:: PROVIDED DATA ::

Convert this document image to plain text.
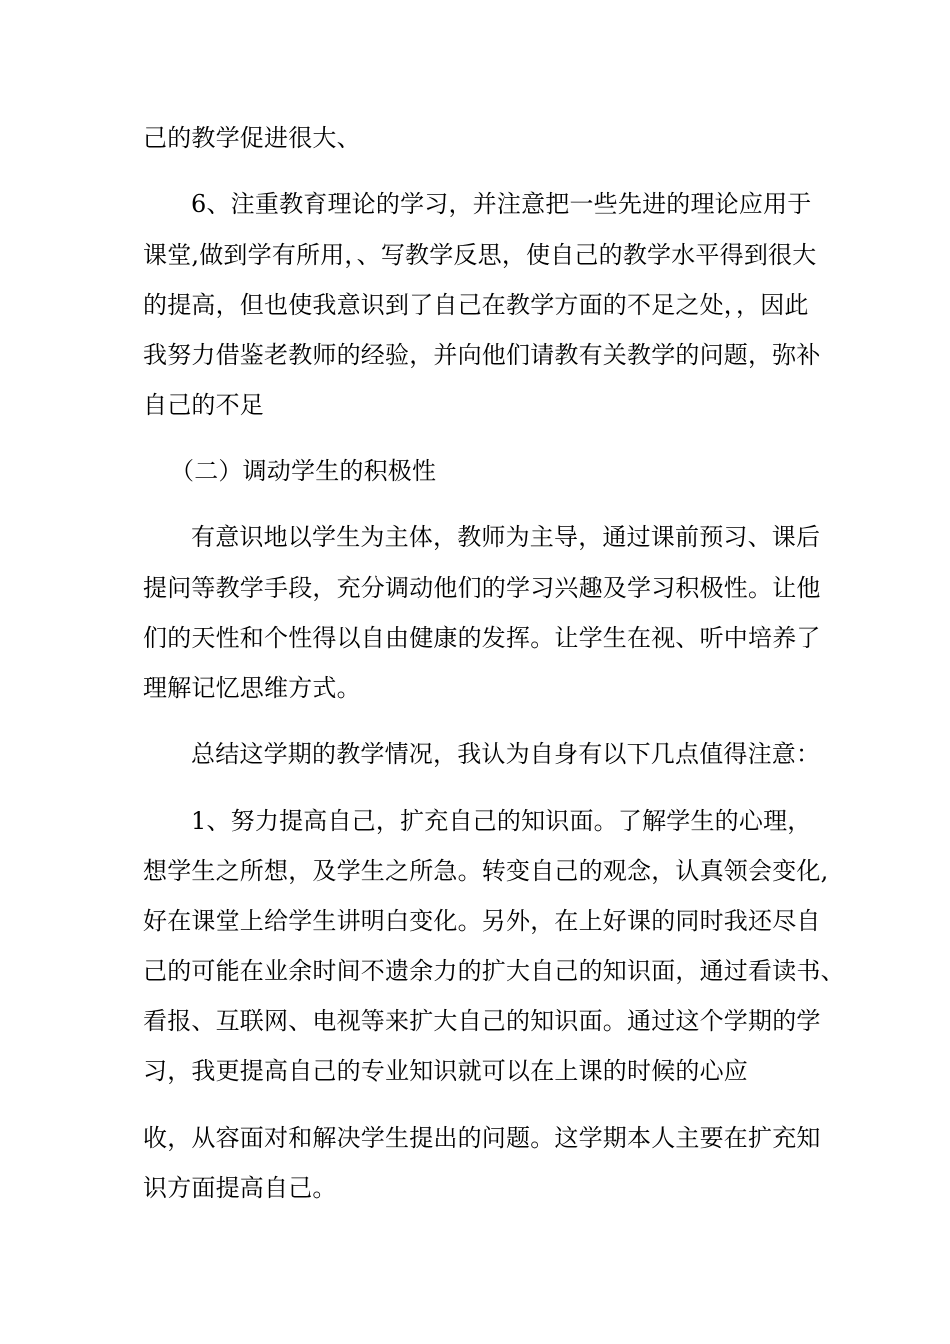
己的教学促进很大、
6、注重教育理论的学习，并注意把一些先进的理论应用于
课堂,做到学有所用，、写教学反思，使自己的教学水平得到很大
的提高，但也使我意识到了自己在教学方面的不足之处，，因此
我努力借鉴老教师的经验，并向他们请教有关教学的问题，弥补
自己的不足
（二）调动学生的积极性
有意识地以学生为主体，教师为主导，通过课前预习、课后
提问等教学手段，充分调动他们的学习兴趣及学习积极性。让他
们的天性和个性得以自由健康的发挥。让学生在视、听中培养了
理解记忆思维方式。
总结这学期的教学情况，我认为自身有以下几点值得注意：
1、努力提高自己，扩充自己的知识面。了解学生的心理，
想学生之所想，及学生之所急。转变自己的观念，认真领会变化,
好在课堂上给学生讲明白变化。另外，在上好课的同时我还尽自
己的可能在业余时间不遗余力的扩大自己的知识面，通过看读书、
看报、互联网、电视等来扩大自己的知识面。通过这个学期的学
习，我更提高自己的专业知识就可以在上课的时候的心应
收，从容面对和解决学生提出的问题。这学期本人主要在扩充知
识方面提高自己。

:::

REQUIRED TASK>
Make an exact copy of every entry above, minus the images.

ANSWER TO THIS PROBLEM>
Convert this document image to plain text.
己的教学促进很大、
6、注重教育理论的学习，并注意把一些先进的理论应用于
课堂,做到学有所用，、写教学反思，使自己的教学水平得到很大
的提高，但也使我意识到了自己在教学方面的不足之处，，因此
我努力借鉴老教师的经验，并向他们请教有关教学的问题，弥补
自己的不足
（二）调动学生的积极性
有意识地以学生为主体，教师为主导，通过课前预习、课后
提问等教学手段，充分调动他们的学习兴趣及学习积极性。让他
们的天性和个性得以自由健康的发挥。让学生在视、听中培养了
理解记忆思维方式。
总结这学期的教学情况，我认为自身有以下几点值得注意：
1、努力提高自己，扩充自己的知识面。了解学生的心理，
想学生之所想，及学生之所急。转变自己的观念，认真领会变化,
好在课堂上给学生讲明白变化。另外，在上好课的同时我还尽自
己的可能在业余时间不遗余力的扩大自己的知识面，通过看读书、
看报、互联网、电视等来扩大自己的知识面。通过这个学期的学
习，我更提高自己的专业知识就可以在上课的时候的心应
收，从容面对和解决学生提出的问题。这学期本人主要在扩充知
识方面提高自己。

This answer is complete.